Given task »
Reply with only the number of lines that contain the string "view".

Data listing »
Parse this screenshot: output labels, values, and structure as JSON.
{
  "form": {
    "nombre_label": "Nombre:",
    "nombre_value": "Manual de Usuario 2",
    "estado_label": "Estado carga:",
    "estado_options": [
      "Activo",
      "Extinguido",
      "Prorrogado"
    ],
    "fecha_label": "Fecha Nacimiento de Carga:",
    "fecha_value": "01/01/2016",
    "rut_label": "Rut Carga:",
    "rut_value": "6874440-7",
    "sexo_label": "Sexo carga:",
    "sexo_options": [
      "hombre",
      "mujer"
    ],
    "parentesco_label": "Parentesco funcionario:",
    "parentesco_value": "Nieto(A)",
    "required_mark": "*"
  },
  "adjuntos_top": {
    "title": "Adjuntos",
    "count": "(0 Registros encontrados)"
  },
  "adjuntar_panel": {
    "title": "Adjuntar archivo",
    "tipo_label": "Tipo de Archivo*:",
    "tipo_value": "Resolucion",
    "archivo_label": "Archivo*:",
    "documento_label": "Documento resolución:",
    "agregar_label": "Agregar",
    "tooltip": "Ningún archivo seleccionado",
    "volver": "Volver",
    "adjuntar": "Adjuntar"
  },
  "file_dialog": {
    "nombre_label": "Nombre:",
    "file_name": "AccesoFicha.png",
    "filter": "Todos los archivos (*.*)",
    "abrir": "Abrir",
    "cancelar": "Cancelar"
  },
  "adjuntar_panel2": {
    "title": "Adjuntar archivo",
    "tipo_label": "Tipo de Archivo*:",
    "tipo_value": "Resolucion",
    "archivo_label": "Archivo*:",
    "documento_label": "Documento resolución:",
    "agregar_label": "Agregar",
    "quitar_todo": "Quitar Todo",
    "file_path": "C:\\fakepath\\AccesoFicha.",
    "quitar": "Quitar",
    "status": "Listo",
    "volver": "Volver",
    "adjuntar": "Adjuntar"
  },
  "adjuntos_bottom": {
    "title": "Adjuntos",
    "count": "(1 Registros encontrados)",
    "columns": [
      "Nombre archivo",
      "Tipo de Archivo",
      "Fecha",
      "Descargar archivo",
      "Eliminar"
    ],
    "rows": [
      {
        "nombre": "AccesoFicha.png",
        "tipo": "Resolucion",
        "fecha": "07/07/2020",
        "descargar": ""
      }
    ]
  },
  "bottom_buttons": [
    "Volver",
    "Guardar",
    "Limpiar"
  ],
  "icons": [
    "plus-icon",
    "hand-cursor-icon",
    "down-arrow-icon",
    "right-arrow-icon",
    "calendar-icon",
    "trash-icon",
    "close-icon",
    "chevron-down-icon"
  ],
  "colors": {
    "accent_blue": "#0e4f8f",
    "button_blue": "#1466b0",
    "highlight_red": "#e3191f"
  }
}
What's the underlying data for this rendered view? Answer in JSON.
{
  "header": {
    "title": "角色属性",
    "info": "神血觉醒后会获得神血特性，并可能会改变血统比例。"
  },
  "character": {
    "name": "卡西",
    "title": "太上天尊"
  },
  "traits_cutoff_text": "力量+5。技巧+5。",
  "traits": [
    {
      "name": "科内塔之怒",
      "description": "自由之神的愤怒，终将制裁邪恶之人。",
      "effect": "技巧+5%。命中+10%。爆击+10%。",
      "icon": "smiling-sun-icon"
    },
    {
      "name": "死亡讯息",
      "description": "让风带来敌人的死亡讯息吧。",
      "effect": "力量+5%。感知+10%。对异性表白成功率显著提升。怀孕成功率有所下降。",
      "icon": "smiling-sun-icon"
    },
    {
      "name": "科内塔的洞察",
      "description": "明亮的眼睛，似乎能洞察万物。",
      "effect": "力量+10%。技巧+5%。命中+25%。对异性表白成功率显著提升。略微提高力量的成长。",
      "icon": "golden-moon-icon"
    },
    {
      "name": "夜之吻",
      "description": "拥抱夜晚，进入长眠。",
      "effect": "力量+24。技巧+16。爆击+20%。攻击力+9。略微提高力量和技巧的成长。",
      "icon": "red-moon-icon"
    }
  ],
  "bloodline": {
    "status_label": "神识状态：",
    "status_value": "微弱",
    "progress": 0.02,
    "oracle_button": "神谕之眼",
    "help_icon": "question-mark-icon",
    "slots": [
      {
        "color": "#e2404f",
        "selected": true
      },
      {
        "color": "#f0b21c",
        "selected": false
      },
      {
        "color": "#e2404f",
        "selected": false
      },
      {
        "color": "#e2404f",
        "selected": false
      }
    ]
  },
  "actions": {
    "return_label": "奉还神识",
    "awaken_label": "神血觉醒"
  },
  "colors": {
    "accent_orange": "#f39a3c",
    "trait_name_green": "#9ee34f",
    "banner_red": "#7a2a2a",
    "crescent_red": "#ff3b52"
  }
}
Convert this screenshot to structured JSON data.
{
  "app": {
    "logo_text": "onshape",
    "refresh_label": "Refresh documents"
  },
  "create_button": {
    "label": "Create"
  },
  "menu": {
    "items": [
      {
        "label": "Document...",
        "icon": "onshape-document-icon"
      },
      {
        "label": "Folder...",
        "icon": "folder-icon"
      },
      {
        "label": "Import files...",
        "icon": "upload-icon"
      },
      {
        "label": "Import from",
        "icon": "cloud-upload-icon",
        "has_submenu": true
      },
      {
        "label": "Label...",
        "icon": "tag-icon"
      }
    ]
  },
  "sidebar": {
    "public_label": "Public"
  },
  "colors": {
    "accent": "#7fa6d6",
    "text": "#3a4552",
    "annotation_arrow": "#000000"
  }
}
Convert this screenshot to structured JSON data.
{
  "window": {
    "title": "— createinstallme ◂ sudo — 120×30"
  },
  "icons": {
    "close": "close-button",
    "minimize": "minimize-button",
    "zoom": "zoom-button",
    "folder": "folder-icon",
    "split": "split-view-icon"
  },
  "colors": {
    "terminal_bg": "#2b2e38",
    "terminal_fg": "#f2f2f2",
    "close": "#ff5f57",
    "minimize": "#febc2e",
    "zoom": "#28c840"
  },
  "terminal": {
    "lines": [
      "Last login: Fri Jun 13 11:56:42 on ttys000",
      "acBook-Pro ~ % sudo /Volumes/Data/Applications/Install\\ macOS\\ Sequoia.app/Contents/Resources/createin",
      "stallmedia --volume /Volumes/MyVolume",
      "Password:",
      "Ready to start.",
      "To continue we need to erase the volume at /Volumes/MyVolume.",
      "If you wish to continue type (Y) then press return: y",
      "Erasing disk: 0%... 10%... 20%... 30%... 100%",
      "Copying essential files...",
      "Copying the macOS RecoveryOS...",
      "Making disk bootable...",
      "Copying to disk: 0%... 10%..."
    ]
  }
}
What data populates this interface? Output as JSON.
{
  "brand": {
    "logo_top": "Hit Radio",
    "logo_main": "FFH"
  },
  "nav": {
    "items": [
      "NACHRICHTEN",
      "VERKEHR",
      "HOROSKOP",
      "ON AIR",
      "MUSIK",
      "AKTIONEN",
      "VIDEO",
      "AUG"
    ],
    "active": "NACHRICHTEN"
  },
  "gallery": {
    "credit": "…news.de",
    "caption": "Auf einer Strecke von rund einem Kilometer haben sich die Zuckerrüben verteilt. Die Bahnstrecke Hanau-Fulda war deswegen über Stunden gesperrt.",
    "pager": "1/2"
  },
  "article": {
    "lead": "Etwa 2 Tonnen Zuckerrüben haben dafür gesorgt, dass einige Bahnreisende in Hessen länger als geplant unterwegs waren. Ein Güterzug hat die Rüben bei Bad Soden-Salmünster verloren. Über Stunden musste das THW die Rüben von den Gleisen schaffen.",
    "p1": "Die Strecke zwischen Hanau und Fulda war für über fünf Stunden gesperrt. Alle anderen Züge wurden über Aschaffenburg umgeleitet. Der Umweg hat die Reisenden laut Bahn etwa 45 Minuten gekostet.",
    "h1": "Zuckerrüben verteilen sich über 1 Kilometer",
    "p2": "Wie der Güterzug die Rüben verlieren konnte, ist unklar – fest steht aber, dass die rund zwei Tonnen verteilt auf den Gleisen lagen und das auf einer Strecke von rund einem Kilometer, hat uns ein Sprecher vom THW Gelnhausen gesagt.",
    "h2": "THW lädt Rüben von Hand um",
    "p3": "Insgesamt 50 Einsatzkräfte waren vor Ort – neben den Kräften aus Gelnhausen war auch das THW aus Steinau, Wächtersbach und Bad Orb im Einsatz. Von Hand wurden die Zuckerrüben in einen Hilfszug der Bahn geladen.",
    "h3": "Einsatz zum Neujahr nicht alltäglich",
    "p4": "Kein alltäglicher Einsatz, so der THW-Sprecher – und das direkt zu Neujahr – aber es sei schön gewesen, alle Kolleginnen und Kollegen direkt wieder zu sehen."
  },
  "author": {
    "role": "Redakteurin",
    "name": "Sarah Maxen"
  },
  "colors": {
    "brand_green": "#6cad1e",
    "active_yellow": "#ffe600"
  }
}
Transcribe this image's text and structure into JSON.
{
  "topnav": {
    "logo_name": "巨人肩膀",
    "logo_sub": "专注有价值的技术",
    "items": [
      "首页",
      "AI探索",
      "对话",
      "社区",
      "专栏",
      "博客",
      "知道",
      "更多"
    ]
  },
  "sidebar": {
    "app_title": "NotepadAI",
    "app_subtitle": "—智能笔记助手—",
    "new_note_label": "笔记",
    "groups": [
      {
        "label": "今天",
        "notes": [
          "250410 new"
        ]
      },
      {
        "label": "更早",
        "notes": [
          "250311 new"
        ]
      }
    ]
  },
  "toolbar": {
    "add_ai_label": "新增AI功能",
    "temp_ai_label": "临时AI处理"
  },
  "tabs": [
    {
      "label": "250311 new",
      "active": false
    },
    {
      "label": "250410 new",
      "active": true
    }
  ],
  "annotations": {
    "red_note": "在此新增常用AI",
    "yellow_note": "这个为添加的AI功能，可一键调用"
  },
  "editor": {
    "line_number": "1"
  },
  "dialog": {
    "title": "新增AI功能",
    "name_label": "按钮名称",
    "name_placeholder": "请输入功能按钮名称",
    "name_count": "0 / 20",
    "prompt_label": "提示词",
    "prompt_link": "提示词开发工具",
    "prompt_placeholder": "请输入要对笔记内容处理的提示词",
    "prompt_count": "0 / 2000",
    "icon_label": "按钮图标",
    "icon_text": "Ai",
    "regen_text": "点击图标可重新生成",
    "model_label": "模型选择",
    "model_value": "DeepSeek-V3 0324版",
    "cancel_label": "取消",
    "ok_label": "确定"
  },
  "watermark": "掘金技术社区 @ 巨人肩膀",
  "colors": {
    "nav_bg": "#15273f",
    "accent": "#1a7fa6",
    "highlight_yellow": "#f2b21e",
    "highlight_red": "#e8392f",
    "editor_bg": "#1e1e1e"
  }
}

Expected output »
2